### WHAT THE TASK REQUIRES:
Copy out the complete listing, word for word.

### DATA:
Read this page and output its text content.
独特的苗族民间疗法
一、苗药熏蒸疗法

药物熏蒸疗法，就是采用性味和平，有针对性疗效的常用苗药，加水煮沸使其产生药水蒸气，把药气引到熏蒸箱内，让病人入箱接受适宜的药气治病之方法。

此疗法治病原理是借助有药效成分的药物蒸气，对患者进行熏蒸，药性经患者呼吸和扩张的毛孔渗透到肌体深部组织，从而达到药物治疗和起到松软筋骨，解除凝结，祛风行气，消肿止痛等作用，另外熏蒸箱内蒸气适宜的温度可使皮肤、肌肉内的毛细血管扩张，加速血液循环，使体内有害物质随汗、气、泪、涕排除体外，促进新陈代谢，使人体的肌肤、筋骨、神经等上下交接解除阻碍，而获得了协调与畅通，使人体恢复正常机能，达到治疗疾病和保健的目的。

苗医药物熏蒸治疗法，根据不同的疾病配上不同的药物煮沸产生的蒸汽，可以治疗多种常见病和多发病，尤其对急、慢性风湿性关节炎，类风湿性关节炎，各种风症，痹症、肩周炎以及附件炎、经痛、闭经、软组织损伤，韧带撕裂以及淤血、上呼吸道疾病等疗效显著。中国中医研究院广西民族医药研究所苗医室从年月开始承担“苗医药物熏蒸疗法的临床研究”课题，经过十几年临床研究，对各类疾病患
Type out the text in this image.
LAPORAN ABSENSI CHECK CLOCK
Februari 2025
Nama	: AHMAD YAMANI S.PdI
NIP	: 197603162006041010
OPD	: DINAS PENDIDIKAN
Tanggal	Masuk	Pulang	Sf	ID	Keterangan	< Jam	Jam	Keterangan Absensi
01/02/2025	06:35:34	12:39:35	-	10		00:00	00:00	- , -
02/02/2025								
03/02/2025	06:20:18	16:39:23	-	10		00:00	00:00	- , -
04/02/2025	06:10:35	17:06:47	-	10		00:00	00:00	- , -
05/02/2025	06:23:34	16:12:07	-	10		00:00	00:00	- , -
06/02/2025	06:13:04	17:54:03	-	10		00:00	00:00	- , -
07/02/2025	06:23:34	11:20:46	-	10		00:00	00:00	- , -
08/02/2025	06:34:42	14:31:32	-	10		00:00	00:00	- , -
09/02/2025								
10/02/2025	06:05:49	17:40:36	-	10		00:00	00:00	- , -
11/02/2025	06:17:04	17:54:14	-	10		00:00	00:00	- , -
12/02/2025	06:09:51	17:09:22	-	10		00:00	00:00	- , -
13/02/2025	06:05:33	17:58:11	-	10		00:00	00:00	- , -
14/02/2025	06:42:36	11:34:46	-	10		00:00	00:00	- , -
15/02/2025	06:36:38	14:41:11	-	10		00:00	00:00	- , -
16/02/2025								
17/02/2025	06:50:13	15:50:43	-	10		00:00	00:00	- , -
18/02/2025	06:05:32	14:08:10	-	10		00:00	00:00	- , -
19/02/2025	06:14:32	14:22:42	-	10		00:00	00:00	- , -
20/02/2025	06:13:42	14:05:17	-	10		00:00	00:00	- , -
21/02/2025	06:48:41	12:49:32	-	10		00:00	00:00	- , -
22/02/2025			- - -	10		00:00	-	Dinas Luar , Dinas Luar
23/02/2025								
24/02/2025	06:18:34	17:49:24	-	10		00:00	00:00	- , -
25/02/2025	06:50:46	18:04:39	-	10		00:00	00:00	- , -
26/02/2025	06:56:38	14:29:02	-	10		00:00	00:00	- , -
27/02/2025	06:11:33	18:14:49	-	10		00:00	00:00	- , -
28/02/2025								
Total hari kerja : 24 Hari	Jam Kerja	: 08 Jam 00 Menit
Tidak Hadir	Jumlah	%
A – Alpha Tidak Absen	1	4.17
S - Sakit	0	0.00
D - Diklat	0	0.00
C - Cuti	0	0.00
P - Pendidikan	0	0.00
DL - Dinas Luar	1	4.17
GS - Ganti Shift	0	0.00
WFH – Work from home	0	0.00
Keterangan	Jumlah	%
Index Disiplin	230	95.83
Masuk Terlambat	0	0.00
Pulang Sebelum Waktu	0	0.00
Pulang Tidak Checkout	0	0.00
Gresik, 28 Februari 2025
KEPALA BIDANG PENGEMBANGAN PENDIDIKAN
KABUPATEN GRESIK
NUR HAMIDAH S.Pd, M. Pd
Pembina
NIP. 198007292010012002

### RESULT OF THE TASK:
Read this page and output its text content.
独特的苗族民间疗法
一、苗药熏蒸疗法

药物熏蒸疗法，就是采用性味和平，有针对性疗效的常用苗药，加水煮沸使其产生药水蒸气，把药气引到熏蒸箱内，让病人入箱接受适宜的药气治病之方法。

此疗法治病原理是借助有药效成分的药物蒸气，对患者进行熏蒸，药性经患者呼吸和扩张的毛孔渗透到肌体深部组织，从而达到药物治疗和起到松软筋骨，解除凝结，祛风行气，消肿止痛等作用，另外熏蒸箱内蒸气适宜的温度可使皮肤、肌肉内的毛细血管扩张，加速血液循环，使体内有害物质随汗、气、泪、涕排除体外，促进新陈代谢，使人体的肌肤、筋骨、神经等上下交接解除阻碍，而获得了协调与畅通，使人体恢复正常机能，达到治疗疾病和保健的目的。

苗医药物熏蒸治疗法，根据不同的疾病配上不同的药物煮沸产生的蒸汽，可以治疗多种常见病和多发病，尤其对急、慢性风湿性关节炎，类风湿性关节炎，各种风症，痹症、肩周炎以及附件炎、经痛、闭经、软组织损伤，韧带撕裂以及淤血、上呼吸道疾病等疗效显著。中国中医研究院广西民族医药研究所苗医室从年月开始承担“苗医药物熏蒸疗法的临床研究”课题，经过十几年临床研究，对各类疾病患
Type out the text in this image.
LAPORAN ABSENSI CHECK CLOCK
Februari 2025
Nama	: AHMAD YAMANI S.PdI
NIP	: 197603162006041010
OPD	: DINAS PENDIDIKAN
Tanggal	Masuk	Pulang	Sf	ID	Keterangan	< Jam	Jam	Keterangan Absensi
01/02/2025	06:35:34	12:39:35	-	10		00:00	00:00	- , -
02/02/2025								
03/02/2025	06:20:18	16:39:23	-	10		00:00	00:00	- , -
04/02/2025	06:10:35	17:06:47	-	10		00:00	00:00	- , -
05/02/2025	06:23:34	16:12:07	-	10		00:00	00:00	- , -
06/02/2025	06:13:04	17:54:03	-	10		00:00	00:00	- , -
07/02/2025	06:23:34	11:20:46	-	10		00:00	00:00	- , -
08/02/2025	06:34:42	14:31:32	-	10		00:00	00:00	- , -
09/02/2025								
10/02/2025	06:05:49	17:40:36	-	10		00:00	00:00	- , -
11/02/2025	06:17:04	17:54:14	-	10		00:00	00:00	- , -
12/02/2025	06:09:51	17:09:22	-	10		00:00	00:00	- , -
13/02/2025	06:05:33	17:58:11	-	10		00:00	00:00	- , -
14/02/2025	06:42:36	11:34:46	-	10		00:00	00:00	- , -
15/02/2025	06:36:38	14:41:11	-	10		00:00	00:00	- , -
16/02/2025								
17/02/2025	06:50:13	15:50:43	-	10		00:00	00:00	- , -
18/02/2025	06:05:32	14:08:10	-	10		00:00	00:00	- , -
19/02/2025	06:14:32	14:22:42	-	10		00:00	00:00	- , -
20/02/2025	06:13:42	14:05:17	-	10		00:00	00:00	- , -
21/02/2025	06:48:41	12:49:32	-	10		00:00	00:00	- , -
22/02/2025			- - -	10		00:00	-	Dinas Luar , Dinas Luar
23/02/2025								
24/02/2025	06:18:34	17:49:24	-	10		00:00	00:00	- , -
25/02/2025	06:50:46	18:04:39	-	10		00:00	00:00	- , -
26/02/2025	06:56:38	14:29:02	-	10		00:00	00:00	- , -
27/02/2025	06:11:33	18:14:49	-	10		00:00	00:00	- , -
28/02/2025								
Total hari kerja : 24 Hari	Jam Kerja	: 08 Jam 00 Menit
Tidak Hadir	Jumlah	%
A – Alpha Tidak Absen	1	4.17
S - Sakit	0	0.00
D - Diklat	0	0.00
C - Cuti	0	0.00
P - Pendidikan	0	0.00
DL - Dinas Luar	1	4.17
GS - Ganti Shift	0	0.00
WFH – Work from home	0	0.00
Keterangan	Jumlah	%
Index Disiplin	230	95.83
Masuk Terlambat	0	0.00
Pulang Sebelum Waktu	0	0.00
Pulang Tidak Checkout	0	0.00
Gresik, 28 Februari 2025
KEPALA BIDANG PENGEMBANGAN PENDIDIKAN
KABUPATEN GRESIK
NUR HAMIDAH S.Pd, M. Pd
Pembina
NIP. 198007292010012002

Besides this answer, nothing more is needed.